» **TASK DIRECTIONS**
Report all lines holding "this".

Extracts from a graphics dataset
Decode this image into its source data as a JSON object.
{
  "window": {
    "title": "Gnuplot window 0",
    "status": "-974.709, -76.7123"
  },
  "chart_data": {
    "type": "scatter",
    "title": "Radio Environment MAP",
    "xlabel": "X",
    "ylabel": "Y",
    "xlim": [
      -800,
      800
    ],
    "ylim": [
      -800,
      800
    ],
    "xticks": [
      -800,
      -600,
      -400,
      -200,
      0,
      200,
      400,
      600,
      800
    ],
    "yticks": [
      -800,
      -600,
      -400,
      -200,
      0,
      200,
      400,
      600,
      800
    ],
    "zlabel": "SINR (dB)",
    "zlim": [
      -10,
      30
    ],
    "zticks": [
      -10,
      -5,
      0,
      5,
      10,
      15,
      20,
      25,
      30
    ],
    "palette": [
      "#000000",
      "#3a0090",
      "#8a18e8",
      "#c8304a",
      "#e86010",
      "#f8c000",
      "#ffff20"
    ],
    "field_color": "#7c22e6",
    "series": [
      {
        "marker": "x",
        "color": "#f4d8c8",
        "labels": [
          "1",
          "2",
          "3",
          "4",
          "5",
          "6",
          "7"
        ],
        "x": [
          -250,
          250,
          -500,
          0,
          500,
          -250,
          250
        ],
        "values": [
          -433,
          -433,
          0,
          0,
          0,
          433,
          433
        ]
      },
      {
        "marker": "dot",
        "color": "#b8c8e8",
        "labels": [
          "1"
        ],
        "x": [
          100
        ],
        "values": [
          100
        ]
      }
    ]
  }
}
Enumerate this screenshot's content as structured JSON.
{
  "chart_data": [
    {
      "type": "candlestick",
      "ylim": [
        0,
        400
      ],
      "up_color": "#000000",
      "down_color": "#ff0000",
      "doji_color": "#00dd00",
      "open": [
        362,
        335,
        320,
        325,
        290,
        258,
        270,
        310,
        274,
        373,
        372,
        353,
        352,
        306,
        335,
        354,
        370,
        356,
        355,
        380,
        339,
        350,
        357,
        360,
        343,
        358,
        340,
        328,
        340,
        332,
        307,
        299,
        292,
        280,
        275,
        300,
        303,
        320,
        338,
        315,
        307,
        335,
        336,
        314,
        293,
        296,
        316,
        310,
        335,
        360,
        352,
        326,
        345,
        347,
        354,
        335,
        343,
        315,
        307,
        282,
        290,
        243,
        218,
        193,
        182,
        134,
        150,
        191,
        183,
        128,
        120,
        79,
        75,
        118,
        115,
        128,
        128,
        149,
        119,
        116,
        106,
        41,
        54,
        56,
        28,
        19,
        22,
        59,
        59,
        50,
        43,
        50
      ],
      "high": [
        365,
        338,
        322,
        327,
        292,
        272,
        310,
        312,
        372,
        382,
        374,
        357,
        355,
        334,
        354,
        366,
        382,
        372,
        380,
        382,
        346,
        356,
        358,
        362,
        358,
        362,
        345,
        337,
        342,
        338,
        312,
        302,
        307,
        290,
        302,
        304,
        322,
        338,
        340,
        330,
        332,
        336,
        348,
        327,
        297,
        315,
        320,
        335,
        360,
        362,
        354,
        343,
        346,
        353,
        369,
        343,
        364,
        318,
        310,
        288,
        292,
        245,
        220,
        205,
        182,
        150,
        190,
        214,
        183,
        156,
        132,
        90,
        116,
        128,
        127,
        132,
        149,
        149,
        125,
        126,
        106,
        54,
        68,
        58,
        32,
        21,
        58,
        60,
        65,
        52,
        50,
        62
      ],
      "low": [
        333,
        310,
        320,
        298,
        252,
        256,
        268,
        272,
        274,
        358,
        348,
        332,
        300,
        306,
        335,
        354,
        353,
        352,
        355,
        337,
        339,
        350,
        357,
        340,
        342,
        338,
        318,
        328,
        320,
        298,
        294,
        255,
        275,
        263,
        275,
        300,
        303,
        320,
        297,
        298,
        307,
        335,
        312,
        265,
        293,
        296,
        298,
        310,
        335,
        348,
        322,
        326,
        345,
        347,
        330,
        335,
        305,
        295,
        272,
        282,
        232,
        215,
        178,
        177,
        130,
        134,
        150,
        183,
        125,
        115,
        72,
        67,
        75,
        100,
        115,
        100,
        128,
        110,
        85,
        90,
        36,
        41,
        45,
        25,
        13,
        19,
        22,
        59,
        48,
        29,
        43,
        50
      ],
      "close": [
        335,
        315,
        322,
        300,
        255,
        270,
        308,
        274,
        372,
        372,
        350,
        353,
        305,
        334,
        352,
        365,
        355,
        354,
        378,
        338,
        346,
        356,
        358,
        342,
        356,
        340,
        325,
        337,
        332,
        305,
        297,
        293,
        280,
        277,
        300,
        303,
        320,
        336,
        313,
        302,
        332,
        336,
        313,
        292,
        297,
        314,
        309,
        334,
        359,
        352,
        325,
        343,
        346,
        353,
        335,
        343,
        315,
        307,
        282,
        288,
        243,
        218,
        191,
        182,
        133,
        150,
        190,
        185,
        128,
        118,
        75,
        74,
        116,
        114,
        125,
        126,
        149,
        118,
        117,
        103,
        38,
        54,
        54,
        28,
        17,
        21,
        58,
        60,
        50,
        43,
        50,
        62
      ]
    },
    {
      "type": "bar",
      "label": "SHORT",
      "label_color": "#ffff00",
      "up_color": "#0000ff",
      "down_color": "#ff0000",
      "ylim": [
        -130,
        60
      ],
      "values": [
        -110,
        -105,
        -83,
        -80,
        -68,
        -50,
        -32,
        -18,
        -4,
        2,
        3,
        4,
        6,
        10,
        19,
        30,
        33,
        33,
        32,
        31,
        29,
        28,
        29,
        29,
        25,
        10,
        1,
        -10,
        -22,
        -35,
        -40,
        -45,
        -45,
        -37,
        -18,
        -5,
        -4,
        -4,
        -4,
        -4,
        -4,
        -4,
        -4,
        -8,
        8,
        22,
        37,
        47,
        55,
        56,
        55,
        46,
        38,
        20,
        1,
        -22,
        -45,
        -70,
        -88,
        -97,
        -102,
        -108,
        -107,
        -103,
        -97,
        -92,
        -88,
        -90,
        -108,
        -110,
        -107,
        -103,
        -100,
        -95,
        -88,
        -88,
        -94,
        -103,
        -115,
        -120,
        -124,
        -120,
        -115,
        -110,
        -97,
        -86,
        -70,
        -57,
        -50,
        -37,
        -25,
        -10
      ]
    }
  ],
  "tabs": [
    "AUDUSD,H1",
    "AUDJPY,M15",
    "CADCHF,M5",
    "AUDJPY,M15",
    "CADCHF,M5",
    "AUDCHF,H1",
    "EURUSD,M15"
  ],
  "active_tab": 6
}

» **EXPECTED ANSWER**
Decode this image into its source data as a JSON object.
Enumerate this screenshot's content as structured JSON.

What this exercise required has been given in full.